WHAT THE EXERCISE ASKS ::
All lines holding the string "overturning" are to be shown.

GIVEN DATA ::
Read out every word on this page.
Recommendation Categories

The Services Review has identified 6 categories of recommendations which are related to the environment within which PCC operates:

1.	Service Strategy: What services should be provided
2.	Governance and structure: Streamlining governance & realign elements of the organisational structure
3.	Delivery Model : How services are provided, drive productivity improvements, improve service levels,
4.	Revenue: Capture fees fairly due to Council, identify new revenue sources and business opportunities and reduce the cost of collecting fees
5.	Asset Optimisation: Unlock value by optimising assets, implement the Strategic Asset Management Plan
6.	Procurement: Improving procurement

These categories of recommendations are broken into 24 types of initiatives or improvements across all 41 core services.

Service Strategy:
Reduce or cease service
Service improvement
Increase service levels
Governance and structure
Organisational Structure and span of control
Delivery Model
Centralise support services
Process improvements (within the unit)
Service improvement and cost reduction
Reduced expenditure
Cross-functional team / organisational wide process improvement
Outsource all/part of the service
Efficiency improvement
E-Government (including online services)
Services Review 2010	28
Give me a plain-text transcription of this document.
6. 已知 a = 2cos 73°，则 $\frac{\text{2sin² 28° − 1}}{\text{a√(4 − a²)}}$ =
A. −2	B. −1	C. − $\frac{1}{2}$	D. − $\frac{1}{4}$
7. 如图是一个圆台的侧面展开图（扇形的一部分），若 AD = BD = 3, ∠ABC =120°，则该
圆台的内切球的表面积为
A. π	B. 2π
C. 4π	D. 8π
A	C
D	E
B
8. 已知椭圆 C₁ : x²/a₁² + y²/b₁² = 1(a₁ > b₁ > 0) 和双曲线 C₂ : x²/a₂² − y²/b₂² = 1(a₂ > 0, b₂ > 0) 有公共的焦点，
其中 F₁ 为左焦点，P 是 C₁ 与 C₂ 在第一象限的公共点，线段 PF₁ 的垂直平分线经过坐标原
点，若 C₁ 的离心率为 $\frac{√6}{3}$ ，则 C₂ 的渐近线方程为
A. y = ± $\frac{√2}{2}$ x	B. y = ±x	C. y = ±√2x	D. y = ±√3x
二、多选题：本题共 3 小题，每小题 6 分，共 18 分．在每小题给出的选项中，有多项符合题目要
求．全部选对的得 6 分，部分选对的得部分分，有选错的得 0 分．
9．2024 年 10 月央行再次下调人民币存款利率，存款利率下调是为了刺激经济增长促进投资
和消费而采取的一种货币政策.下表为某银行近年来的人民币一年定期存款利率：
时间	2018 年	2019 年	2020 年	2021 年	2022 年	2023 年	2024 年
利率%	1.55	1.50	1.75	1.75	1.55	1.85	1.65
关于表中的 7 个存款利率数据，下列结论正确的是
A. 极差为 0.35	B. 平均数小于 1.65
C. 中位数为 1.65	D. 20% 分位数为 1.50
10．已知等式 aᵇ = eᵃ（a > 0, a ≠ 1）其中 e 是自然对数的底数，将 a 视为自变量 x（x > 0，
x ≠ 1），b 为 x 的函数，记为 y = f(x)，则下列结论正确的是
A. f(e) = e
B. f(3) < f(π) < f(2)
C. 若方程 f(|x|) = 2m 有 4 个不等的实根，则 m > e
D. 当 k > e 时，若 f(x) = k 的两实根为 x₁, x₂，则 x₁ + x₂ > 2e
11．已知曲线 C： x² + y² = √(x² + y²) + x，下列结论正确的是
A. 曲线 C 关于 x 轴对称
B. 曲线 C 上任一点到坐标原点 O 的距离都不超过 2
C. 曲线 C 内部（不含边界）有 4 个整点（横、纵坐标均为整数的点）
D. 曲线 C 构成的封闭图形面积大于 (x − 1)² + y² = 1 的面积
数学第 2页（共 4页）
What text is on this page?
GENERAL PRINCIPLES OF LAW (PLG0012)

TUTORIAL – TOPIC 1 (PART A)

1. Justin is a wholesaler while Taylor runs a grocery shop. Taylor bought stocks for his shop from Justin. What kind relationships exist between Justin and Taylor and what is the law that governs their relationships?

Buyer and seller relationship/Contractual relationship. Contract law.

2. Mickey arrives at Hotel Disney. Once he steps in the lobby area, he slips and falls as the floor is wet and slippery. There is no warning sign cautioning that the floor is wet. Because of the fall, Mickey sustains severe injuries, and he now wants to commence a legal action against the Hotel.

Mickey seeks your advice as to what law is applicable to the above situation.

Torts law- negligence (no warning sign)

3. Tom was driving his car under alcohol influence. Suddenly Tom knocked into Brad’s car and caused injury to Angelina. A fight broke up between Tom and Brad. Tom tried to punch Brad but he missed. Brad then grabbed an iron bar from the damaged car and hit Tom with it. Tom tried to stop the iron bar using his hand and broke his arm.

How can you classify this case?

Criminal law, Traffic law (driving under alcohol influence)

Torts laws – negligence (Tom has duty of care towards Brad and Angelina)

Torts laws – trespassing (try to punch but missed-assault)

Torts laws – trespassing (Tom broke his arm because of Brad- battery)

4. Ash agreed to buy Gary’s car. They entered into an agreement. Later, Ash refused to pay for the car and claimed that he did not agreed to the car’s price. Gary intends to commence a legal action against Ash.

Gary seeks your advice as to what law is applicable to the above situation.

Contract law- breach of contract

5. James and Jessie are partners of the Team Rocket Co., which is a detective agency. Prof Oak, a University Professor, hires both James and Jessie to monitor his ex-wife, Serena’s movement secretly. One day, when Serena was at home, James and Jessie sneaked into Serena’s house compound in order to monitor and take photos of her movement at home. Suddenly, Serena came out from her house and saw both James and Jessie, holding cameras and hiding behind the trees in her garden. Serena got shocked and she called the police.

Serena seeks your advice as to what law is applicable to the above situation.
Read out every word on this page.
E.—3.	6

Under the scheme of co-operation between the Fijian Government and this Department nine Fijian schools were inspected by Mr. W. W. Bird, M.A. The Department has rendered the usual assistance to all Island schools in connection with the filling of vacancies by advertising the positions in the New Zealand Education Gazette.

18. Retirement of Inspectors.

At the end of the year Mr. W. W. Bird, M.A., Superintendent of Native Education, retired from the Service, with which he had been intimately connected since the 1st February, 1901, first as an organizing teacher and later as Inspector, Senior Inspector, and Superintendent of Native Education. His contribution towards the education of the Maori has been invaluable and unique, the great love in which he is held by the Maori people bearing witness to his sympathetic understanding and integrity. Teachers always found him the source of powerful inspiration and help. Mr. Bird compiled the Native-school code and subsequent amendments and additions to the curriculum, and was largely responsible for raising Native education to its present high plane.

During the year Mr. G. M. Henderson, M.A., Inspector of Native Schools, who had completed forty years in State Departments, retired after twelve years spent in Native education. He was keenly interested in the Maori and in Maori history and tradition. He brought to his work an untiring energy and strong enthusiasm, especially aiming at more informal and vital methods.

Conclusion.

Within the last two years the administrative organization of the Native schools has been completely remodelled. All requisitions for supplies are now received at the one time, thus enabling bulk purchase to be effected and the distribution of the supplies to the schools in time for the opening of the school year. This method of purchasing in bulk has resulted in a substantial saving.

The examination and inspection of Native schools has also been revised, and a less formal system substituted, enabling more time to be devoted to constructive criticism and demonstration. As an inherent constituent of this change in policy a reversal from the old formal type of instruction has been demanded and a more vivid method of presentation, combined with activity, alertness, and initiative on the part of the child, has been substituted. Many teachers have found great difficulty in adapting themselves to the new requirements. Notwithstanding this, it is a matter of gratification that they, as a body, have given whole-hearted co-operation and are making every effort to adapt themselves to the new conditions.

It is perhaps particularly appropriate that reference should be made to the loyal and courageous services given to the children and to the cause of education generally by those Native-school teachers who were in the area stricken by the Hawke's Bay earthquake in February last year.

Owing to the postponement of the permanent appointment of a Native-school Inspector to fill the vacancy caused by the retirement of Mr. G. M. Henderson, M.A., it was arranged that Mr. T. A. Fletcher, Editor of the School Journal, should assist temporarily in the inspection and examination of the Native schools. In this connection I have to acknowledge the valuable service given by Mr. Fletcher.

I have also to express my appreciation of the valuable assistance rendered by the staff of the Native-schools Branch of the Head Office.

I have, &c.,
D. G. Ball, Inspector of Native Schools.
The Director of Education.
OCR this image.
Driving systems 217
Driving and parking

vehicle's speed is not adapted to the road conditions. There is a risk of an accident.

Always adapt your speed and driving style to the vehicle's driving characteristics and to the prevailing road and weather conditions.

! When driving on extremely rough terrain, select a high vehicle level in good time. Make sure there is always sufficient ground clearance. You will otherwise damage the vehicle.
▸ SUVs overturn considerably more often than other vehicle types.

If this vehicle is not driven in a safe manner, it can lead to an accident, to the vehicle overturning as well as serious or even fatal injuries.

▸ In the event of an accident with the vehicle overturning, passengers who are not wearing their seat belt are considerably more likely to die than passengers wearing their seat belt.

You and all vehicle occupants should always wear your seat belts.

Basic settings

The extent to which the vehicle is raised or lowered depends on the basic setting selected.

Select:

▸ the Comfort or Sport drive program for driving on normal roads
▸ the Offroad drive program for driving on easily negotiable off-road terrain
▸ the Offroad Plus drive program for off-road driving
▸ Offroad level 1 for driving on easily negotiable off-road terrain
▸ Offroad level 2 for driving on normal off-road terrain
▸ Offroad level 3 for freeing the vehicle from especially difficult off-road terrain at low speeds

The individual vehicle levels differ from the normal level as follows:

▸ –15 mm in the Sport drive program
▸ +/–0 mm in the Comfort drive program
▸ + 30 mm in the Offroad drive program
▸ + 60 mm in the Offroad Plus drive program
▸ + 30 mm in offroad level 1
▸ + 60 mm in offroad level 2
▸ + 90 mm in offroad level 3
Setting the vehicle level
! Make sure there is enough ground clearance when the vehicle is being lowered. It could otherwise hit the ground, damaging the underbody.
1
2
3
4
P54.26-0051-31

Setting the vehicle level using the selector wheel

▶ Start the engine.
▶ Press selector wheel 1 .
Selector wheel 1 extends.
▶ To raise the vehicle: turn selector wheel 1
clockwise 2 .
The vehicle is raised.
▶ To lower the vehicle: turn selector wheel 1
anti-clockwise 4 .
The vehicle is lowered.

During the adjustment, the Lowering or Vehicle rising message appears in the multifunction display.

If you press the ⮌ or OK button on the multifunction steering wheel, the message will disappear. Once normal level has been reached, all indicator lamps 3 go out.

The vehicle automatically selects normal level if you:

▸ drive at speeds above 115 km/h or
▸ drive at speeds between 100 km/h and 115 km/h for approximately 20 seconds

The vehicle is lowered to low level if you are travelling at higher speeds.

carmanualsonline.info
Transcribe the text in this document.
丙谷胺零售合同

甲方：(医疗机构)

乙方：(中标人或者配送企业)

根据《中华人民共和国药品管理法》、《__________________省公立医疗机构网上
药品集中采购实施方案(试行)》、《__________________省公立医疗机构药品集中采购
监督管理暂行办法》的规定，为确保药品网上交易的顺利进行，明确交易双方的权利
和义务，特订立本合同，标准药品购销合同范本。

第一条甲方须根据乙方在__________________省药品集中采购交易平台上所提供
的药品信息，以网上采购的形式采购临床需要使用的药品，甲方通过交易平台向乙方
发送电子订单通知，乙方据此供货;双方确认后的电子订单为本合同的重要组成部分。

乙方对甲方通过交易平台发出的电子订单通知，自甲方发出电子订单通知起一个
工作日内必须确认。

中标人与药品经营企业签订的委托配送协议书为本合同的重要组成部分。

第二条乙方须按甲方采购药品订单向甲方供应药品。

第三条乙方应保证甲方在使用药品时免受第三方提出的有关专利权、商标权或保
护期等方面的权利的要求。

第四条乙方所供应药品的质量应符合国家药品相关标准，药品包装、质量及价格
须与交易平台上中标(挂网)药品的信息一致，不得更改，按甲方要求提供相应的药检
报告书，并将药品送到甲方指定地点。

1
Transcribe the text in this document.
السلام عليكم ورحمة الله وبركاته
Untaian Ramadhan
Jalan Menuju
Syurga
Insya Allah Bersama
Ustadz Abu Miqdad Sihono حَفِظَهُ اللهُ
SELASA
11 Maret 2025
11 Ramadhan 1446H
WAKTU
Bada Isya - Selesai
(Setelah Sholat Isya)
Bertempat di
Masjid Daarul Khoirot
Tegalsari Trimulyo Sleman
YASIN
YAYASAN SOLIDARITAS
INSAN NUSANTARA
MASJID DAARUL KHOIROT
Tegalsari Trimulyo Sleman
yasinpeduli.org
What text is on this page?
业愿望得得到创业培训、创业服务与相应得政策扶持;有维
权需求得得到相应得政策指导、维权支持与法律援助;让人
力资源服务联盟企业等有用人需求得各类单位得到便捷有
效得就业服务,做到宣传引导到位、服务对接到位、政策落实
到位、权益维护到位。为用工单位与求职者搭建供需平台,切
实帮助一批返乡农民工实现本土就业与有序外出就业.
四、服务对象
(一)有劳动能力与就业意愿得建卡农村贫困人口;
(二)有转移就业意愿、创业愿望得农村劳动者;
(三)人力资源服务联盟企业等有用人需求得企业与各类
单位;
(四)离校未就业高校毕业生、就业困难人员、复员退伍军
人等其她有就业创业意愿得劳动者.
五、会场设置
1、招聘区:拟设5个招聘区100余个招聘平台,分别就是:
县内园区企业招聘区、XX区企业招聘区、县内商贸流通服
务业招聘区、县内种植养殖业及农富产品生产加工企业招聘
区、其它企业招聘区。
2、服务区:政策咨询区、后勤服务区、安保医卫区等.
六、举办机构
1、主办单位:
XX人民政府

OUTPUT FOR THIS TASK ::
If this vehicle is not driven in a safe manner, it can lead to an accident, to the vehicle overturning as well as serious or even fatal injuries.
▸ In the event of an accident with the vehicle overturning, passengers who are not wearing their seat belt are considerably more likely to die than passengers wearing their seat belt.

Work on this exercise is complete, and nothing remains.